** START OF THE DATA **

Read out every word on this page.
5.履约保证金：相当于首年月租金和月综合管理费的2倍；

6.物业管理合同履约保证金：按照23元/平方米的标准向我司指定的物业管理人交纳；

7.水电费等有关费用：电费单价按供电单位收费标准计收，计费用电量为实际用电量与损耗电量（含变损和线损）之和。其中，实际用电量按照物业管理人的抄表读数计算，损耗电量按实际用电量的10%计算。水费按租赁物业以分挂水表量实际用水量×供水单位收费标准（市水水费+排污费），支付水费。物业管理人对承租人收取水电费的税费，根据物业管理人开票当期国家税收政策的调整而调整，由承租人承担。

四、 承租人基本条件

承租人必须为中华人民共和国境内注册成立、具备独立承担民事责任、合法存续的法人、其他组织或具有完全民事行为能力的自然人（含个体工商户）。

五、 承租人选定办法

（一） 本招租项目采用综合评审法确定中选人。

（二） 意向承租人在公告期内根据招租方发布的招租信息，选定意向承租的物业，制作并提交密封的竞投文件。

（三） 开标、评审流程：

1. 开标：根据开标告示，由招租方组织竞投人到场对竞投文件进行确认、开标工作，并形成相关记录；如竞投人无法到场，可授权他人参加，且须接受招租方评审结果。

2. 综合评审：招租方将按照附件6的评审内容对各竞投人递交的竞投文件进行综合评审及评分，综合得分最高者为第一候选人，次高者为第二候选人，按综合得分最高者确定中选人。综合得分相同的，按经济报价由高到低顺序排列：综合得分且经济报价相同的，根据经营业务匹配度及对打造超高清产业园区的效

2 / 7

** END OF THE DATA **
** START OF THE DATA **

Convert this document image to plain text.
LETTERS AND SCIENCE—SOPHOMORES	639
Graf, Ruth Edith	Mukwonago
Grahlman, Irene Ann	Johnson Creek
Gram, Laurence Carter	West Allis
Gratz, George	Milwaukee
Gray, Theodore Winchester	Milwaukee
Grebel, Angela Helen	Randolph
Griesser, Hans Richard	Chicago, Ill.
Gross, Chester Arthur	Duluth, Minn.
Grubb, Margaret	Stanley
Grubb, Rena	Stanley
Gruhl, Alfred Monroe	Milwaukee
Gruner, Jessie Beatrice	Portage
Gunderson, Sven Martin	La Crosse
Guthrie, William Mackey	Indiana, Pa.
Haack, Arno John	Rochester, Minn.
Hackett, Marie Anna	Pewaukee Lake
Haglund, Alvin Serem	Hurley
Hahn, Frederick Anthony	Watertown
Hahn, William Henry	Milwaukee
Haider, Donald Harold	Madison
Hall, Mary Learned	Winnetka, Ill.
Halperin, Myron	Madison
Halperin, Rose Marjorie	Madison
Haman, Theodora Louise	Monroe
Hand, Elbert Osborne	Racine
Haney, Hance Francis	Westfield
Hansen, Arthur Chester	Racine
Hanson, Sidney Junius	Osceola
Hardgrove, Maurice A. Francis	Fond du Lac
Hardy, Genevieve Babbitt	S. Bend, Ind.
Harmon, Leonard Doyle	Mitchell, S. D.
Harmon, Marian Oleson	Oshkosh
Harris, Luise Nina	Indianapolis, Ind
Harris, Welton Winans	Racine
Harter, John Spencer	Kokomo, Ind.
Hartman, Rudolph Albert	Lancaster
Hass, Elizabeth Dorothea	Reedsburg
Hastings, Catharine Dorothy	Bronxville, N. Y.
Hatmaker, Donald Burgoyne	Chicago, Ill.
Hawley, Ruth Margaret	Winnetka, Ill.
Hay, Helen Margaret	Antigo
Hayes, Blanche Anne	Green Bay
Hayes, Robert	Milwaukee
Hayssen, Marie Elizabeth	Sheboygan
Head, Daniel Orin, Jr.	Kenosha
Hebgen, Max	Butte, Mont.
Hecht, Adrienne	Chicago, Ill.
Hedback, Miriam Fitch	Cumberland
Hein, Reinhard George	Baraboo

** END OF THE DATA **
** START OF THE DATA **

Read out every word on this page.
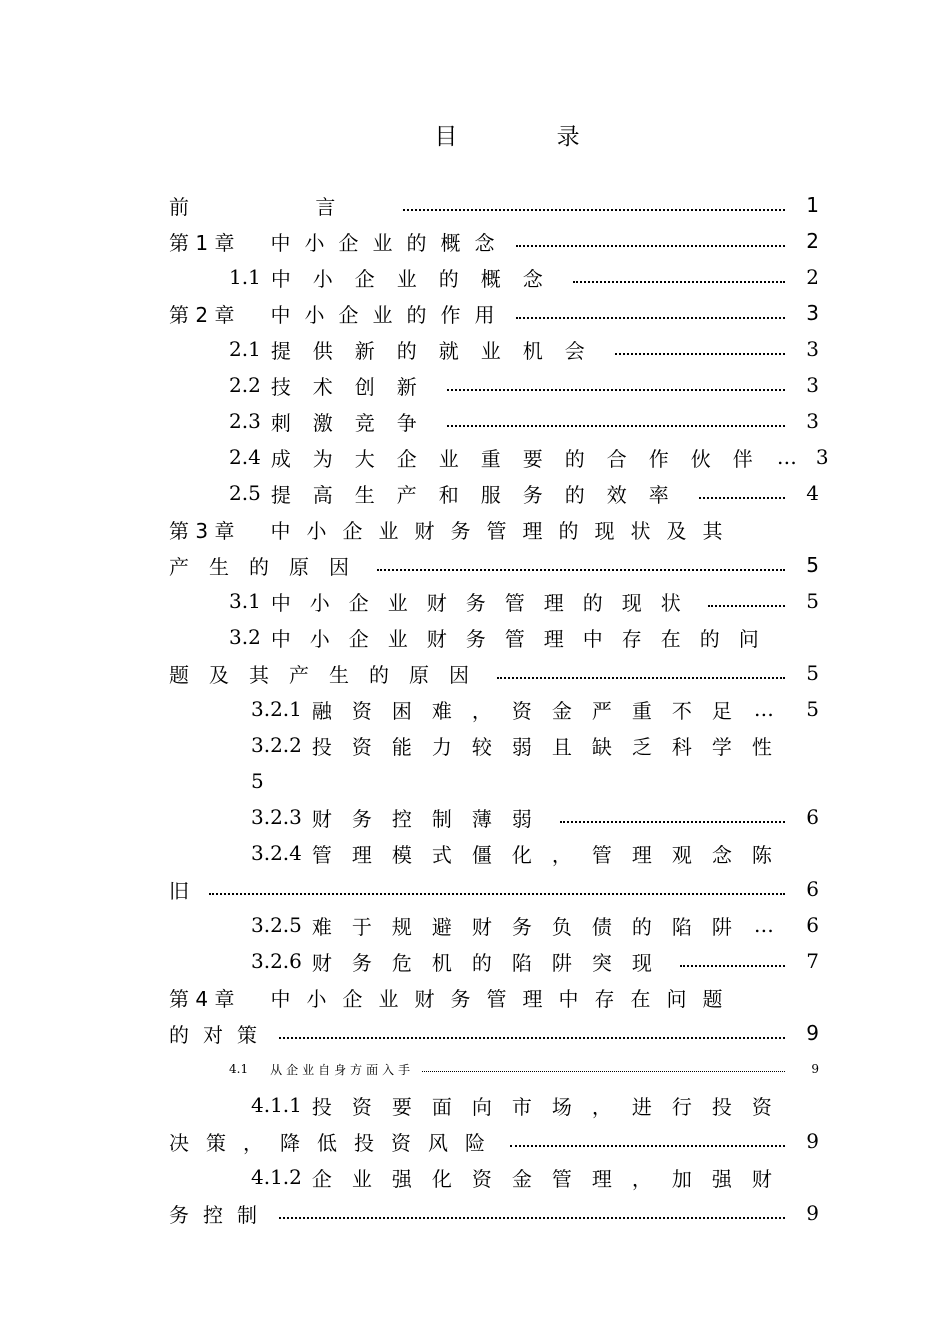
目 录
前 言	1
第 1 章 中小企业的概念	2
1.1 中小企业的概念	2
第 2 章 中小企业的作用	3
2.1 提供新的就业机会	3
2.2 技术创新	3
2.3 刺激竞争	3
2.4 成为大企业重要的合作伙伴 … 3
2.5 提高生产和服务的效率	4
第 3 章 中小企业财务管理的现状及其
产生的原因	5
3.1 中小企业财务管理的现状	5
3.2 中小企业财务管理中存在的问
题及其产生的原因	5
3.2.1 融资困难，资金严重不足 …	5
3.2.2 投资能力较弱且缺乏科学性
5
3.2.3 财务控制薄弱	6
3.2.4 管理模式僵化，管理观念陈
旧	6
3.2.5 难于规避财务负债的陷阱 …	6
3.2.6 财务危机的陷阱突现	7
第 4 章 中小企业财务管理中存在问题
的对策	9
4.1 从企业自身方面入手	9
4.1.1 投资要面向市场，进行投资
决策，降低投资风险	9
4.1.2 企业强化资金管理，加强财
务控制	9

** END OF THE DATA **

### WORK REQUIRED
Locate the word "Hahn" in the entries, and copy every line where it is found.

### RIGHT ANSWER
Hahn, Frederick Anthony	Watertown
Hahn, William Henry	Milwaukee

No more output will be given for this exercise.